— TO DO —
Please copy out every line of the records below word for word, leaving out the pictures.

(Annotations of layout elements)
========================================
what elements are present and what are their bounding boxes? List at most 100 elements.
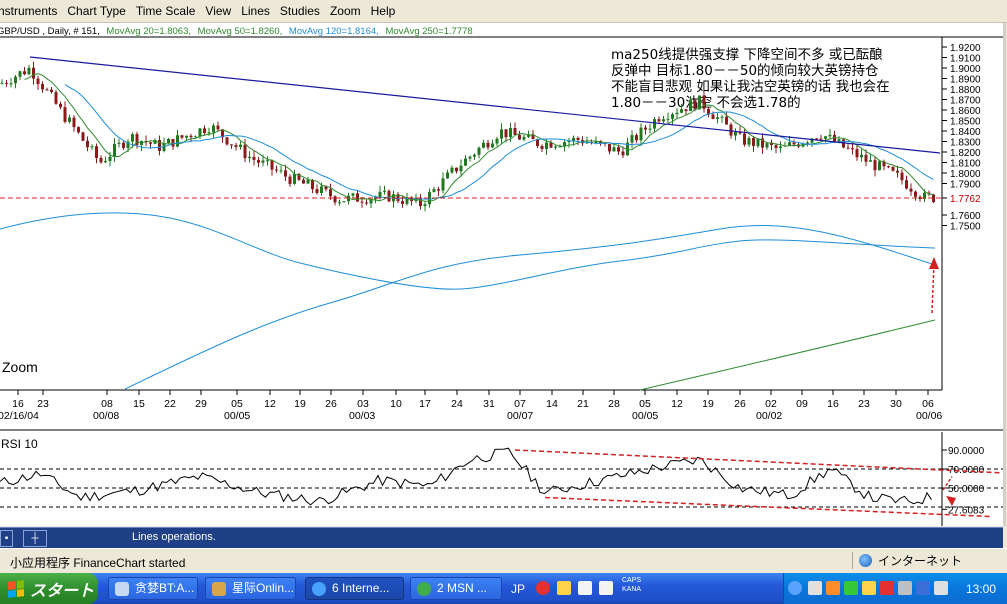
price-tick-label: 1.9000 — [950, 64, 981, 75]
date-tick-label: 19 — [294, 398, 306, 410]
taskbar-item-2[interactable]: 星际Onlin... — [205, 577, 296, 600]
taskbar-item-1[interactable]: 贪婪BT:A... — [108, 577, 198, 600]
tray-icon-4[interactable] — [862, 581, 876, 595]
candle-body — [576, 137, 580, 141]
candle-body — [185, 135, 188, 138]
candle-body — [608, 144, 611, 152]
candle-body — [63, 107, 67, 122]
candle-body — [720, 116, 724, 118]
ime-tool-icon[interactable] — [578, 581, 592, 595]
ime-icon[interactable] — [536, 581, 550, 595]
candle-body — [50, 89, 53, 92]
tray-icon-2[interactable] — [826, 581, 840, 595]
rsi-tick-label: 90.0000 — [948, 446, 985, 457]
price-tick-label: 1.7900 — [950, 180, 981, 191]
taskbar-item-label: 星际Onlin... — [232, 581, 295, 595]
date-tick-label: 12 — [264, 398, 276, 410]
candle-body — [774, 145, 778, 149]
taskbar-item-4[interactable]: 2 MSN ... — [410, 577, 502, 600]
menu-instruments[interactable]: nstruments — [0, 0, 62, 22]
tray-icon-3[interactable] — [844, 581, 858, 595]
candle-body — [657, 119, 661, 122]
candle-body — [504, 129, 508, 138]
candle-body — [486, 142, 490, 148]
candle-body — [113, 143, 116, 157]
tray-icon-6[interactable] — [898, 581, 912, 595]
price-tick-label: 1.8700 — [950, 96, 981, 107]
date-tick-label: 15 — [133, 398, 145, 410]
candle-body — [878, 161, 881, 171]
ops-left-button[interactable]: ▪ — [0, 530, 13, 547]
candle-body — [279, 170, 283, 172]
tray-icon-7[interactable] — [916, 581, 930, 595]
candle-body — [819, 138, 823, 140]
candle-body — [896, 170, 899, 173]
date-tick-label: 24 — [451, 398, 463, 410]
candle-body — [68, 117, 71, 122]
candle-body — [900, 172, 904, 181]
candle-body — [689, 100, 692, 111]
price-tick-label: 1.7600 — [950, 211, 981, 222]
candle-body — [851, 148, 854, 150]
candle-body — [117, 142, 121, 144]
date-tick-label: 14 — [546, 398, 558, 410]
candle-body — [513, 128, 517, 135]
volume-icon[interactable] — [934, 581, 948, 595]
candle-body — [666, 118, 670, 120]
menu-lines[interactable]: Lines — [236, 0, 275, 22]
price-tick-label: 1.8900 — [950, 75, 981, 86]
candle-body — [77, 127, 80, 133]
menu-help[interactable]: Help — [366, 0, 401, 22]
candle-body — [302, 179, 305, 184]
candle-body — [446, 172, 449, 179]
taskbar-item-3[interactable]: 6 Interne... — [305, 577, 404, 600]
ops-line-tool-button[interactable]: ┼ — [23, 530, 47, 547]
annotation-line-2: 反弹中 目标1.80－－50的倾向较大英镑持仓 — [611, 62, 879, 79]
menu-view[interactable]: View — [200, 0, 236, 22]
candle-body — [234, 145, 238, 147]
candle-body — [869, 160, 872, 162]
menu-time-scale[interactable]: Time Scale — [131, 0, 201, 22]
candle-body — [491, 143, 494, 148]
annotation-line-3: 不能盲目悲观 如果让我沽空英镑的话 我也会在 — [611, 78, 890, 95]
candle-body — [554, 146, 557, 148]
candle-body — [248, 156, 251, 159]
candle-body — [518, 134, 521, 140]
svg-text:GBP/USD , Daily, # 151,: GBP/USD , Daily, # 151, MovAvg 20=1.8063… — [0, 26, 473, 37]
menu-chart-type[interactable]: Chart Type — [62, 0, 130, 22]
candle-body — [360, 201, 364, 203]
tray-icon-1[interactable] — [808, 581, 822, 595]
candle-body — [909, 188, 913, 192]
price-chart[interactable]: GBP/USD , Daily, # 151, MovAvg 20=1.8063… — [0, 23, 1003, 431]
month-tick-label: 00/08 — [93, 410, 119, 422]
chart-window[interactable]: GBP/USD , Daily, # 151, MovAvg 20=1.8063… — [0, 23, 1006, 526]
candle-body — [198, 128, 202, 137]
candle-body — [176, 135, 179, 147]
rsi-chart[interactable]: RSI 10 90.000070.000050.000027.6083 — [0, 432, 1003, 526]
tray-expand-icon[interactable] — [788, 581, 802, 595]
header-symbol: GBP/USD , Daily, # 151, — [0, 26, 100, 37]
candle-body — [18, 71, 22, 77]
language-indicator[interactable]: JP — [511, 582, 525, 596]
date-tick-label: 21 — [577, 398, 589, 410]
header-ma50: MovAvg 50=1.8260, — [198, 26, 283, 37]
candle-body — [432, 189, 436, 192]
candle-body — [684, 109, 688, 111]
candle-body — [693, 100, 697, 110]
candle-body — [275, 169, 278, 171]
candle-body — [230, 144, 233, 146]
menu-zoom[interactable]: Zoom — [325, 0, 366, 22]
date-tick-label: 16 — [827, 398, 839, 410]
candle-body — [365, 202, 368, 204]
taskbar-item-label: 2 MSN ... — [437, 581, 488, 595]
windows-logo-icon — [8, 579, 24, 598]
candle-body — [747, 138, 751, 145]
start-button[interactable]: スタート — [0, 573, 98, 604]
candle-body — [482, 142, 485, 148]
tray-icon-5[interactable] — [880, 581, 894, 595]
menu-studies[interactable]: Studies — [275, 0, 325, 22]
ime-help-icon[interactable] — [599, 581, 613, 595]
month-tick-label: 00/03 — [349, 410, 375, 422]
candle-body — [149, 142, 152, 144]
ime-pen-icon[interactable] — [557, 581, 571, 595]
========================================
— RESPONSE —
what elements are present and what are their bounding boxes? List at most 100 elements.
price-tick-label: 1.9000 — [950, 64, 981, 75]
date-tick-label: 19 — [294, 398, 306, 410]
taskbar-item-2[interactable]: 星际Onlin... — [205, 577, 296, 600]
taskbar-item-1[interactable]: 贪婪BT:A... — [108, 577, 198, 600]
tray-icon-4[interactable] — [862, 581, 876, 595]
candle-body — [576, 137, 580, 141]
candle-body — [185, 135, 188, 138]
candle-body — [608, 144, 611, 152]
candle-body — [63, 107, 67, 122]
candle-body — [720, 116, 724, 118]
ime-tool-icon[interactable] — [578, 581, 592, 595]
ime-icon[interactable] — [536, 581, 550, 595]
candle-body — [50, 89, 53, 92]
tray-icon-2[interactable] — [826, 581, 840, 595]
rsi-tick-label: 90.0000 — [948, 446, 985, 457]
price-tick-label: 1.7900 — [950, 180, 981, 191]
taskbar-item-label: 星际Onlin... — [232, 581, 295, 595]
date-tick-label: 12 — [264, 398, 276, 410]
candle-body — [774, 145, 778, 149]
taskbar-item-4[interactable]: 2 MSN ... — [410, 577, 502, 600]
menu-instruments[interactable]: nstruments — [0, 0, 62, 22]
tray-icon-3[interactable] — [844, 581, 858, 595]
candle-body — [657, 119, 661, 122]
candle-body — [504, 129, 508, 138]
candle-body — [486, 142, 490, 148]
candle-body — [113, 143, 116, 157]
tray-icon-6[interactable] — [898, 581, 912, 595]
price-tick-label: 1.8700 — [950, 96, 981, 107]
date-tick-label: 15 — [133, 398, 145, 410]
candle-body — [878, 161, 881, 171]
ops-left-button[interactable]: ▪ — [0, 530, 13, 547]
candle-body — [279, 170, 283, 172]
tray-icon-7[interactable] — [916, 581, 930, 595]
candle-body — [819, 138, 823, 140]
candle-body — [896, 170, 899, 173]
date-tick-label: 24 — [451, 398, 463, 410]
candle-body — [68, 117, 71, 122]
candle-body — [900, 172, 904, 181]
candle-body — [689, 100, 692, 111]
price-tick-label: 1.7600 — [950, 211, 981, 222]
candle-body — [851, 148, 854, 150]
candle-body — [117, 142, 121, 144]
date-tick-label: 14 — [546, 398, 558, 410]
candle-body — [513, 128, 517, 135]
volume-icon[interactable] — [934, 581, 948, 595]
candle-body — [666, 118, 670, 120]
menu-lines[interactable]: Lines — [236, 0, 275, 22]
price-tick-label: 1.8900 — [950, 75, 981, 86]
candle-body — [77, 127, 80, 133]
menu-help[interactable]: Help — [366, 0, 401, 22]
candle-body — [302, 179, 305, 184]
candle-body — [446, 172, 449, 179]
taskbar-item-3[interactable]: 6 Interne... — [305, 577, 404, 600]
ops-line-tool-button[interactable]: ┼ — [23, 530, 47, 547]
annotation-line-2: 反弹中 目标1.80－－50的倾向较大英镑持仓 — [611, 62, 879, 79]
menu-view[interactable]: View — [200, 0, 236, 22]
candle-body — [234, 145, 238, 147]
candle-body — [869, 160, 872, 162]
menu-time-scale[interactable]: Time Scale — [131, 0, 201, 22]
candle-body — [491, 143, 494, 148]
annotation-line-3: 不能盲目悲观 如果让我沽空英镑的话 我也会在 — [611, 78, 890, 95]
candle-body — [554, 146, 557, 148]
candle-body — [248, 156, 251, 159]
candle-body — [518, 134, 521, 140]
svg-text:GBP/USD , Daily, # 151,: GBP/USD , Daily, # 151, MovAvg 20=1.8063… — [0, 26, 473, 37]
menu-chart-type[interactable]: Chart Type — [62, 0, 130, 22]
candle-body — [360, 201, 364, 203]
tray-icon-1[interactable] — [808, 581, 822, 595]
candle-body — [909, 188, 913, 192]
price-chart[interactable]: GBP/USD , Daily, # 151, MovAvg 20=1.8063… — [0, 23, 1003, 431]
month-tick-label: 00/08 — [93, 410, 119, 422]
chart-window[interactable]: GBP/USD , Daily, # 151, MovAvg 20=1.8063… — [0, 23, 1006, 526]
candle-body — [198, 128, 202, 137]
candle-body — [176, 135, 179, 147]
rsi-chart[interactable]: RSI 10 90.000070.000050.000027.6083 — [0, 432, 1003, 526]
tray-expand-icon[interactable] — [788, 581, 802, 595]
header-symbol: GBP/USD , Daily, # 151, — [0, 26, 100, 37]
candle-body — [18, 71, 22, 77]
language-indicator[interactable]: JP — [511, 582, 525, 596]
date-tick-label: 21 — [577, 398, 589, 410]
header-ma50: MovAvg 50=1.8260, — [198, 26, 283, 37]
candle-body — [432, 189, 436, 192]
candle-body — [684, 109, 688, 111]
candle-body — [693, 100, 697, 110]
candle-body — [275, 169, 278, 171]
candle-body — [230, 144, 233, 146]
menu-zoom[interactable]: Zoom — [325, 0, 366, 22]
date-tick-label: 16 — [827, 398, 839, 410]
candle-body — [365, 202, 368, 204]
taskbar-item-label: 2 MSN ... — [437, 581, 488, 595]
windows-logo-icon — [8, 579, 24, 598]
candle-body — [747, 138, 751, 145]
start-button[interactable]: スタート — [0, 573, 98, 604]
candle-body — [482, 142, 485, 148]
tray-icon-5[interactable] — [880, 581, 894, 595]
menu-studies[interactable]: Studies — [275, 0, 325, 22]
ime-help-icon[interactable] — [599, 581, 613, 595]
month-tick-label: 00/03 — [349, 410, 375, 422]
candle-body — [149, 142, 152, 144]
ime-pen-icon[interactable] — [557, 581, 571, 595]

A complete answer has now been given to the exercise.